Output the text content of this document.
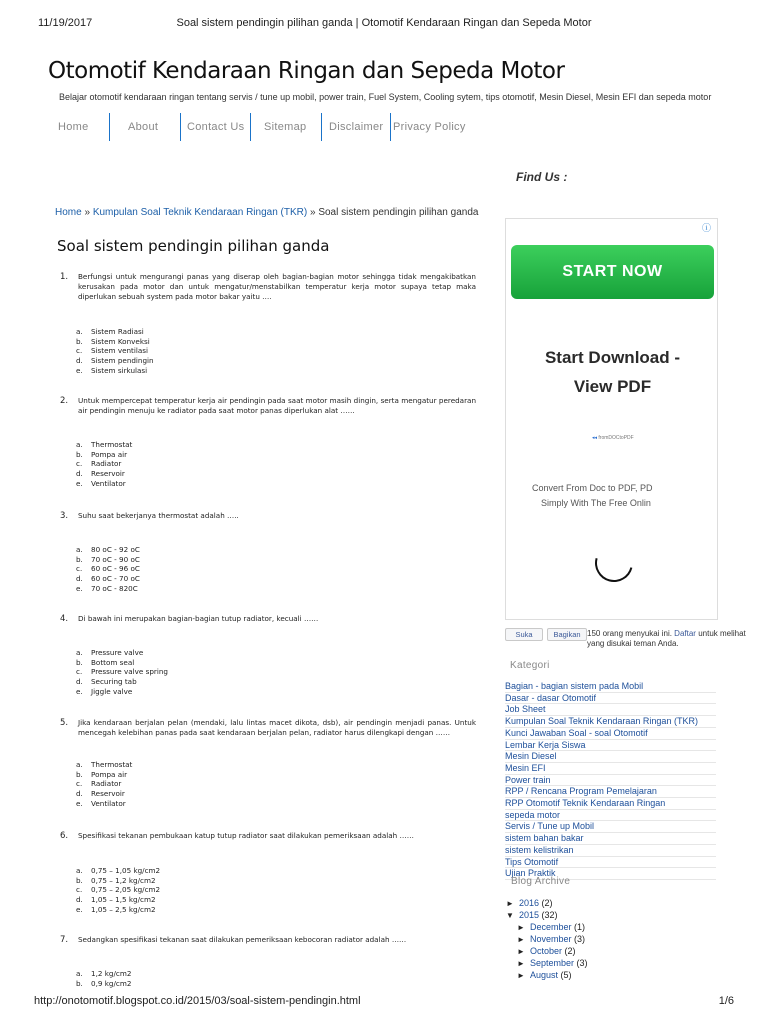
11/19/2017	Soal sistem pendingin pilihan ganda | Otomotif Kendaraan Ringan dan Sepeda Motor
Otomotif Kendaraan Ringan dan Sepeda Motor
Belajar otomotif kendaraan ringan tentang servis / tune up mobil, power train, Fuel System, Cooling sytem, tips otomotif, Mesin Diesel, Mesin EFI dan sepeda motor
Home	About	Contact Us Sitemap Disclaimer Privacy Policy
Find Us :
Home » Kumpulan Soal Teknik Kendaraan Ringan (TKR) » Soal sistem pendingin pilihan ganda
Soal sistem pendingin pilihan ganda
1. Berfungsi untuk mengurangi panas yang diserap oleh bagian-bagian motor sehingga tidak mengakibatkan kerusakan pada motor dan untuk mengatur/menstabilkan temperatur kerja motor supaya tetap maka diperlukan sebuah system pada motor bakar yaitu ….
a. Sistem Radiasi
b. Sistem Konveksi
c. Sistem ventilasi
d. Sistem pendingin
e. Sistem sirkulasi
2. Untuk mempercepat temperatur kerja air pendingin pada saat motor masih dingin, serta mengatur peredaran air pendingin menuju ke radiator pada saat motor panas diperlukan alat ……
a. Thermostat
b. Pompa air
c. Radiator
d. Reservoir
e. Ventilator
3. Suhu saat bekerjanya thermostat adalah …..
a. 80 oC - 92 oC
b. 70 oC - 90 oC
c. 60 oC - 96 oC
d. 60 oC - 70 oC
e. 70 oC - 820C
4. Di bawah ini merupakan bagian-bagian tutup radiator, kecuali ……
a. Pressure valve
b. Bottom seal
c. Pressure valve spring
d. Securing tab
e. Jiggle valve
5. Jika kendaraan berjalan pelan (mendaki, lalu lintas macet dikota, dsb), air pendingin menjadi panas. Untuk mencegah kelebihan panas pada saat kendaraan berjalan pelan, radiator harus dilengkapi dengan ……
a. Thermostat
b. Pompa air
c. Radiator
d. Reservoir
e. Ventilator
6. Spesifikasi tekanan pembukaan katup tutup radiator saat dilakukan pemeriksaan adalah ……
a. 0,75 – 1,05 kg/cm2
b. 0,75 – 1,2 kg/cm2
c. 0,75 – 2,05 kg/cm2
d. 1,05 – 1,5 kg/cm2
e. 1,05 – 2,5 kg/cm2
7. Sedangkan spesifikasi tekanan saat dilakukan pemeriksaan kebocoran radiator adalah ……
a. 1,2 kg/cm2
b. 0,9 kg/cm2
ⓘ
START NOW
Start Download -
View PDF
◂◂ fromDOCtoPDF
Convert From Doc to PDF, PD
Simply With The Free Onlin
Suka	Bagikan 150 orang menyukai ini. Daftar untuk melihat yang disukai teman Anda.
Kategori
Bagian - bagian sistem pada Mobil
Dasar - dasar Otomotif
Job Sheet
Kumpulan Soal Teknik Kendaraan Ringan (TKR)
Kunci Jawaban Soal - soal Otomotif
Lembar Kerja Siswa
Mesin Diesel
Mesin EFI
Power train
RPP / Rencana Program Pemelajaran
RPP Otomotif Teknik Kendaraan Ringan
sepeda motor
Servis / Tune up Mobil
sistem bahan bakar
sistem kelistrikan
Tips Otomotif
Ujian Praktik
Blog Archive
► 2016 (2)
▼ 2015 (32)
► December (1)
► November (3)
► October (2)
► September (3)
► August (5)
http://onotomotif.blogspot.co.id/2015/03/soal-sistem-pendingin.html	1/6
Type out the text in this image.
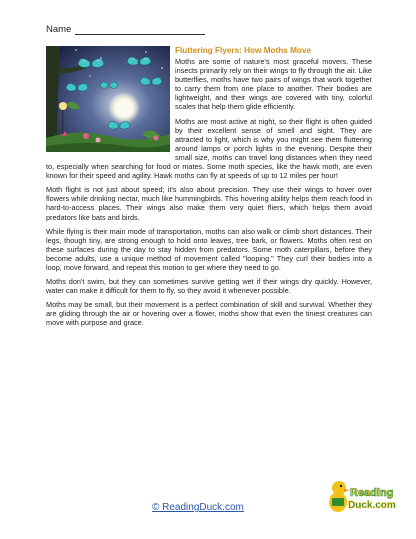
Name
Fluttering Flyers: How Moths Move

Moths are some of nature's most graceful movers. These insects primarily rely on their wings to fly through the air. Like butterflies, moths have two pairs of wings that work together to carry them from one place to another. Their bodies are lightweight, and their wings are covered with tiny, colorful scales that help them glide efficiently.

Moths are most active at night, so their flight is often guided by their excellent sense of smell and sight. They are attracted to light, which is why you might see them fluttering around lamps or porch lights in the evening. Despite their small size, moths can travel long distances when they need to, especially when searching for food or mates. Some moth species, like the hawk moth, are even known for their speed and agility. Hawk moths can fly at speeds of up to 12 miles per hour!

Moth flight is not just about speed; it's also about precision. They use their wings to hover over flowers while drinking nectar, much like hummingbirds. This hovering ability helps them reach food in hard-to-access places. Their wings also make them very quiet fliers, which helps them avoid predators like bats and birds.

While flying is their main mode of transportation, moths can also walk or climb short distances. Their legs, though tiny, are strong enough to hold onto leaves, tree bark, or flowers. Moths often rest on these surfaces during the day to stay hidden from predators. Some moth caterpillars, before they become adults, use a unique method of movement called "looping." They curl their bodies into a loop, move forward, and repeat this motion to get where they need to go.

Moths don't swim, but they can sometimes survive getting wet if their wings dry quickly. However, water can make it difficult for them to fly, so they avoid it whenever possible.

Moths may be small, but their movement is a perfect combination of skill and survival. Whether they are gliding through the air or hovering over a flower, moths show that even the tiniest creatures can move with purpose and grace.

© ReadingDuck.com
Reading
Duck.com
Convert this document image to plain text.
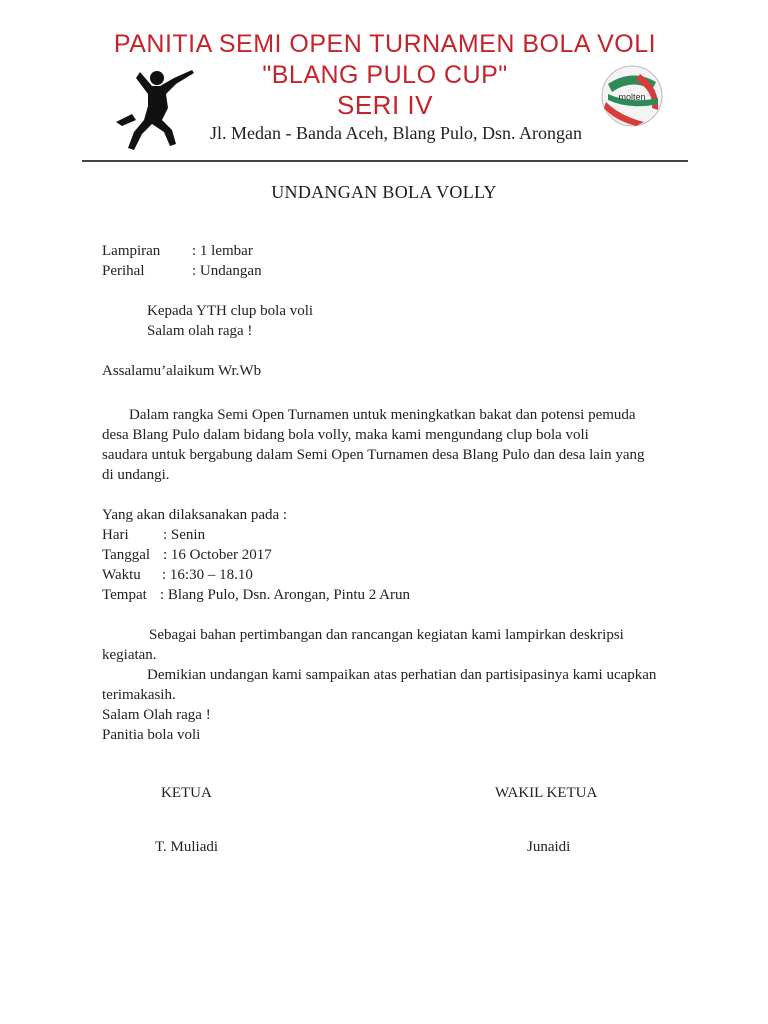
PANITIA SEMI OPEN TURNAMEN BOLA VOLI
"BLANG PULO CUP"
SERI IV
Jl. Medan - Banda Aceh, Blang Pulo, Dsn. Arongan
molten
UNDANGAN BOLA VOLLY
Lampiran : 1 lembar
Perihal	: Undangan
Kepada YTH clup bola voli
Salam olah raga !
Assalamu’alaikum Wr.Wb
Dalam rangka Semi Open Turnamen untuk meningkatkan bakat dan potensi pemuda
desa Blang Pulo dalam bidang bola volly, maka kami mengundang clup bola voli
saudara untuk bergabung dalam Semi Open Turnamen desa Blang Pulo dan desa lain yang
di undangi.
Yang akan dilaksanakan pada :
Hari : Senin
Tanggal : 16 October 2017
Waktu : 16:30 – 18.10
Tempat : Blang Pulo, Dsn. Arongan, Pintu 2 Arun
Sebagai bahan pertimbangan dan rancangan kegiatan kami lampirkan deskripsi
kegiatan.
Demikian undangan kami sampaikan atas perhatian dan partisipasinya kami ucapkan
terimakasih.
Salam Olah raga !
Panitia bola voli
KETUA	WAKIL KETUA
T. Muliadi	Junaidi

——

Scan the listing above for the word "pilihan" and copy every line that holds it.

11/19/2017	Soal sistem pendingin pilihan ganda | Otomotif Kendaraan Ringan dan Sepeda Motor
Home » Kumpulan Soal Teknik Kendaraan Ringan (TKR) » Soal sistem pendingin pilihan ganda
Soal sistem pendingin pilihan ganda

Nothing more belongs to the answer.